-- BEGIN --
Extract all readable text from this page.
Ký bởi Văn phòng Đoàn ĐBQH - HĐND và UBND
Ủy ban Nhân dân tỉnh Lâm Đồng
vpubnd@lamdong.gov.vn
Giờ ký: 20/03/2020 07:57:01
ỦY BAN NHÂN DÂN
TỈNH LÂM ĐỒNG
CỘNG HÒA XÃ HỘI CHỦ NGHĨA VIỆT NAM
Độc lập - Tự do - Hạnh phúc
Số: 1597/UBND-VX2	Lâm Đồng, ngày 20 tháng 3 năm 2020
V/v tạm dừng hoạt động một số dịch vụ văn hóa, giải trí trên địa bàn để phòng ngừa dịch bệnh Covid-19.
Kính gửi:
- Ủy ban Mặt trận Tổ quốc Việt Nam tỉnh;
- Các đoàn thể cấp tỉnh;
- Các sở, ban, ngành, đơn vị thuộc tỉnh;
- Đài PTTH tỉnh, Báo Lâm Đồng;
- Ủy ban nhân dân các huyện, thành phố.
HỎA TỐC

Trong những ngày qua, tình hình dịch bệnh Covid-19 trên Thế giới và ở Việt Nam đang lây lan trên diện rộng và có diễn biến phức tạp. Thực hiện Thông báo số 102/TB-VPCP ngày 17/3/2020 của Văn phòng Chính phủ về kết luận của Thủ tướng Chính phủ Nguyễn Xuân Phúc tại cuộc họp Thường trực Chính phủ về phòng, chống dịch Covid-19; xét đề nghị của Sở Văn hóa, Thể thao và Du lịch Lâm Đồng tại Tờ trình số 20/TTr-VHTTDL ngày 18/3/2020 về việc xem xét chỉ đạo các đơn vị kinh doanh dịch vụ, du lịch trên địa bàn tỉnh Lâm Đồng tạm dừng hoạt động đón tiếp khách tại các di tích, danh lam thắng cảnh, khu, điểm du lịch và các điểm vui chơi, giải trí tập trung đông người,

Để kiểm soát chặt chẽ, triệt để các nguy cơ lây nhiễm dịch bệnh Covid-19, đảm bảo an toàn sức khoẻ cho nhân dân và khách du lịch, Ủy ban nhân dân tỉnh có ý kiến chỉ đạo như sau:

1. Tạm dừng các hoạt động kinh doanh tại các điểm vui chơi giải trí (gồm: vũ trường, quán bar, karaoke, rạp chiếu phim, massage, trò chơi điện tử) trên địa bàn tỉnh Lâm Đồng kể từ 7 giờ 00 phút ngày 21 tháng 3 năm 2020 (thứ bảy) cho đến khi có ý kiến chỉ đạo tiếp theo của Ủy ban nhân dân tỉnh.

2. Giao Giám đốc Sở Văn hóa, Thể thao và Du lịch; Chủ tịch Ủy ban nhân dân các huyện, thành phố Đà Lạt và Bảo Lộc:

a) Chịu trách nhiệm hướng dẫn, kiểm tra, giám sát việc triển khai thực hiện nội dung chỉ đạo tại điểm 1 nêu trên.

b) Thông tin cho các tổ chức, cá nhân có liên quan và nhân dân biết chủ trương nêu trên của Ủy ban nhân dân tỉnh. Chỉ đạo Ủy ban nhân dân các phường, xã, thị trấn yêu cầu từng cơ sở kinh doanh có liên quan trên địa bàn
-- END --
-- BEGIN --
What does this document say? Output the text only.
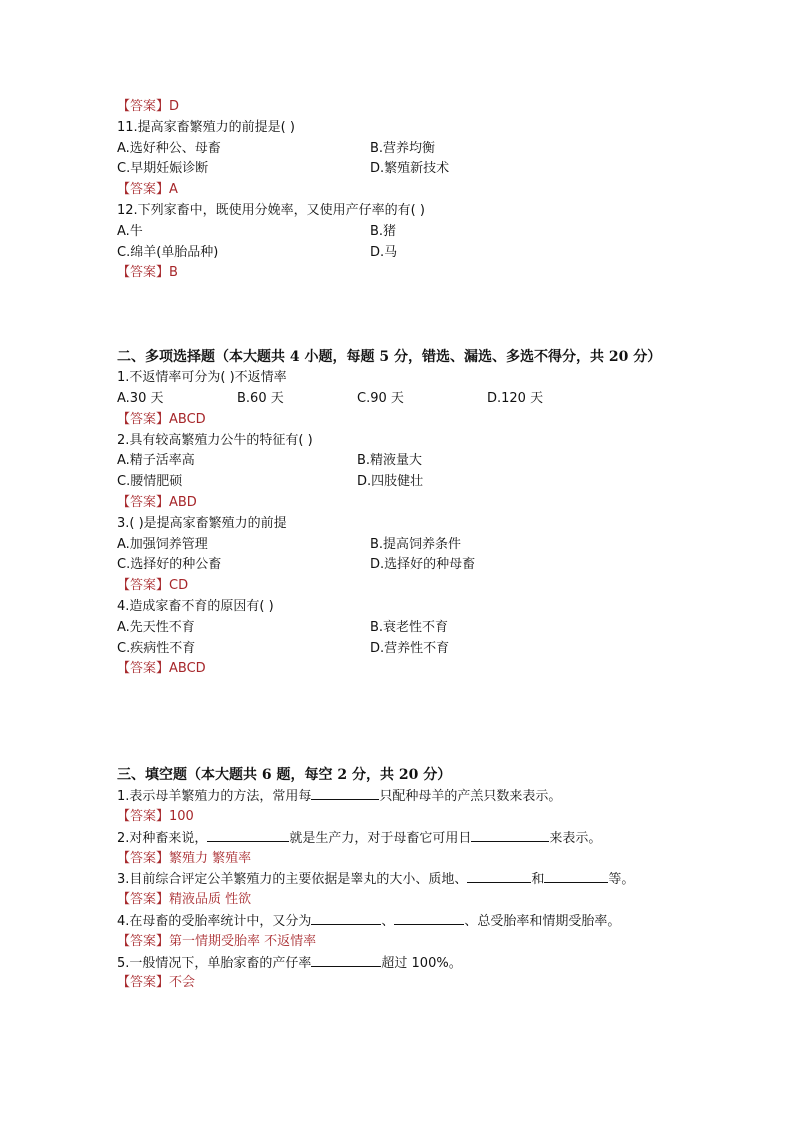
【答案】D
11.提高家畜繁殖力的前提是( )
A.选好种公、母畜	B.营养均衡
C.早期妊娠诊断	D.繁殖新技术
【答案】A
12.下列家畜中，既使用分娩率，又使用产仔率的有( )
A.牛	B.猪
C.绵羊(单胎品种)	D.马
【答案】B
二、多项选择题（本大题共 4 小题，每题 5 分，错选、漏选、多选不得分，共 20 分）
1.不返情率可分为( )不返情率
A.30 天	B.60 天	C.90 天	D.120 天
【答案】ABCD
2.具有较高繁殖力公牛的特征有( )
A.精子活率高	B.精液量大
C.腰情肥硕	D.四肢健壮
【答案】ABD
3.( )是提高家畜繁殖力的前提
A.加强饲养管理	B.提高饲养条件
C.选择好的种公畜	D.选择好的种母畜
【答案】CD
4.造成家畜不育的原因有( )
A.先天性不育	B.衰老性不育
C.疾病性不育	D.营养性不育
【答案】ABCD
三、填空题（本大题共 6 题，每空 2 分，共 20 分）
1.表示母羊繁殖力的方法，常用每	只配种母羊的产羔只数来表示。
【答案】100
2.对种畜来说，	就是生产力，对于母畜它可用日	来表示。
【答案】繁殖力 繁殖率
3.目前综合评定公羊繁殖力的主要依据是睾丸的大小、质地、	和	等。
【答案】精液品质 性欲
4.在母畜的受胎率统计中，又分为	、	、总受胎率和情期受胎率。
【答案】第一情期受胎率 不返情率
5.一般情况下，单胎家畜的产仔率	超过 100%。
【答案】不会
-- END --
#### [SET TASK]
Show all lines in the entries above where the string "kiến" appears.

#### [EXERCISE RESPONSE]
Để kiểm soát chặt chẽ, triệt để các nguy cơ lây nhiễm dịch bệnh Covid-19, đảm bảo an toàn sức khoẻ cho nhân dân và khách du lịch, Ủy ban nhân dân tỉnh có ý kiến chỉ đạo như sau:
1. Tạm dừng các hoạt động kinh doanh tại các điểm vui chơi giải trí (gồm: vũ trường, quán bar, karaoke, rạp chiếu phim, massage, trò chơi điện tử) trên địa bàn tỉnh Lâm Đồng kể từ 7 giờ 00 phút ngày 21 tháng 3 năm 2020 (thứ bảy) cho đến khi có ý kiến chỉ đạo tiếp theo của Ủy ban nhân dân tỉnh.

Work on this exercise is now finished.